→ AIM OF THE TASK:
Transcribe every line of the listing below without any deviation.

→ SOURCE RECORDS:
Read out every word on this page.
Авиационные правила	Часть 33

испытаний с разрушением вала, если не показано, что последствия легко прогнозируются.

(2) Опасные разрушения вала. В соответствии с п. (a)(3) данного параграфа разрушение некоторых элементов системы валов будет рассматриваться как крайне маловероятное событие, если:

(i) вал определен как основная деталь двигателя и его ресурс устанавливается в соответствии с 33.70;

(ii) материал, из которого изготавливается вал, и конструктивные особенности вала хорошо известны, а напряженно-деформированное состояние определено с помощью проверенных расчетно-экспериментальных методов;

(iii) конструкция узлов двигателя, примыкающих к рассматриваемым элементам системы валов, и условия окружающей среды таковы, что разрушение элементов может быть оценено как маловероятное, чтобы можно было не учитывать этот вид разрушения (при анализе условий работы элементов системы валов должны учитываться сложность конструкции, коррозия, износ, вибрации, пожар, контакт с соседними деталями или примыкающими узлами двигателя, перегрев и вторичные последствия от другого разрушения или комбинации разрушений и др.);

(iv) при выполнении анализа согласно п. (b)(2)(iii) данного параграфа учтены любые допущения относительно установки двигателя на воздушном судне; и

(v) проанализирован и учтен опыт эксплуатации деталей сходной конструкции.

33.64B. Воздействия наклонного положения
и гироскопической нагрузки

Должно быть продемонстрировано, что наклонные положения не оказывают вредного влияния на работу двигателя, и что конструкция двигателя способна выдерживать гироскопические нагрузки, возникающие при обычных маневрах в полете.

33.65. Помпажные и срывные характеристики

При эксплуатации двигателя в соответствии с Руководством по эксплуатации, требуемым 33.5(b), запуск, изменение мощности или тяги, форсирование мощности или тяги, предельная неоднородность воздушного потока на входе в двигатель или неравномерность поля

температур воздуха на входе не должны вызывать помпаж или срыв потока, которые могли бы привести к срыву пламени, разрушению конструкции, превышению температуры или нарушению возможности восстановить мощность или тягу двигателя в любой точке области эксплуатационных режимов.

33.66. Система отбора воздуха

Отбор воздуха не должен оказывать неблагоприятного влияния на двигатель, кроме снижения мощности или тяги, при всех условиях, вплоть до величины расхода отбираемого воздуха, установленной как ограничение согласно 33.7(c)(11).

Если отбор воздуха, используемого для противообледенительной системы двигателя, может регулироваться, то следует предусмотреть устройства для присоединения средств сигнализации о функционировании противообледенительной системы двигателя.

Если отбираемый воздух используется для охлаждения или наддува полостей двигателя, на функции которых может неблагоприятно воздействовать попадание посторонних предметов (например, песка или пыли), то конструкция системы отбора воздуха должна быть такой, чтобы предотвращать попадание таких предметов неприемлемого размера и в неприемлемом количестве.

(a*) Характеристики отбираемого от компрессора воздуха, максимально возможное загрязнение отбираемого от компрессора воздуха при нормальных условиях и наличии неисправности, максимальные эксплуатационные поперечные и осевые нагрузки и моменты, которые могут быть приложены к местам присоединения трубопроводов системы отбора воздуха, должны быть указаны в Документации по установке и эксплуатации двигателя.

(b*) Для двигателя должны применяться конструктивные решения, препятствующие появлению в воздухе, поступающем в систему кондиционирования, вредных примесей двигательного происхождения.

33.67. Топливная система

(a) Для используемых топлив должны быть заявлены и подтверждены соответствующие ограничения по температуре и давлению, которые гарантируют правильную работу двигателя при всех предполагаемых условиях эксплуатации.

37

→ EXPECTED OUTPUT:
Read out every word on this page.
Авиационные правила	Часть 33

испытаний с разрушением вала, если не показано, что последствия легко прогнозируются.

(2) Опасные разрушения вала. В соответствии с п. (a)(3) данного параграфа разрушение некоторых элементов системы валов будет рассматриваться как крайне маловероятное событие, если:

(i) вал определен как основная деталь двигателя и его ресурс устанавливается в соответствии с 33.70;

(ii) материал, из которого изготавливается вал, и конструктивные особенности вала хорошо известны, а напряженно-деформированное состояние определено с помощью проверенных расчетно-экспериментальных методов;

(iii) конструкция узлов двигателя, примыкающих к рассматриваемым элементам системы валов, и условия окружающей среды таковы, что разрушение элементов может быть оценено как маловероятное, чтобы можно было не учитывать этот вид разрушения (при анализе условий работы элементов системы валов должны учитываться сложность конструкции, коррозия, износ, вибрации, пожар, контакт с соседними деталями или примыкающими узлами двигателя, перегрев и вторичные последствия от другого разрушения или комбинации разрушений и др.);

(iv) при выполнении анализа согласно п. (b)(2)(iii) данного параграфа учтены любые допущения относительно установки двигателя на воздушном судне; и

(v) проанализирован и учтен опыт эксплуатации деталей сходной конструкции.

33.64B. Воздействия наклонного положения
и гироскопической нагрузки

Должно быть продемонстрировано, что наклонные положения не оказывают вредного влияния на работу двигателя, и что конструкция двигателя способна выдерживать гироскопические нагрузки, возникающие при обычных маневрах в полете.

33.65. Помпажные и срывные характеристики

При эксплуатации двигателя в соответствии с Руководством по эксплуатации, требуемым 33.5(b), запуск, изменение мощности или тяги, форсирование мощности или тяги, предельная неоднородность воздушного потока на входе в двигатель или неравномерность поля

температур воздуха на входе не должны вызывать помпаж или срыв потока, которые могли бы привести к срыву пламени, разрушению конструкции, превышению температуры или нарушению возможности восстановить мощность или тягу двигателя в любой точке области эксплуатационных режимов.

33.66. Система отбора воздуха

Отбор воздуха не должен оказывать неблагоприятного влияния на двигатель, кроме снижения мощности или тяги, при всех условиях, вплоть до величины расхода отбираемого воздуха, установленной как ограничение согласно 33.7(c)(11).

Если отбор воздуха, используемого для противообледенительной системы двигателя, может регулироваться, то следует предусмотреть устройства для присоединения средств сигнализации о функционировании противообледенительной системы двигателя.

Если отбираемый воздух используется для охлаждения или наддува полостей двигателя, на функции которых может неблагоприятно воздействовать попадание посторонних предметов (например, песка или пыли), то конструкция системы отбора воздуха должна быть такой, чтобы предотвращать попадание таких предметов неприемлемого размера и в неприемлемом количестве.

(a*) Характеристики отбираемого от компрессора воздуха, максимально возможное загрязнение отбираемого от компрессора воздуха при нормальных условиях и наличии неисправности, максимальные эксплуатационные поперечные и осевые нагрузки и моменты, которые могут быть приложены к местам присоединения трубопроводов системы отбора воздуха, должны быть указаны в Документации по установке и эксплуатации двигателя.

(b*) Для двигателя должны применяться конструктивные решения, препятствующие появлению в воздухе, поступающем в систему кондиционирования, вредных примесей двигательного происхождения.

33.67. Топливная система

(a) Для используемых топлив должны быть заявлены и подтверждены соответствующие ограничения по температуре и давлению, которые гарантируют правильную работу двигателя при всех предполагаемых условиях эксплуатации.

37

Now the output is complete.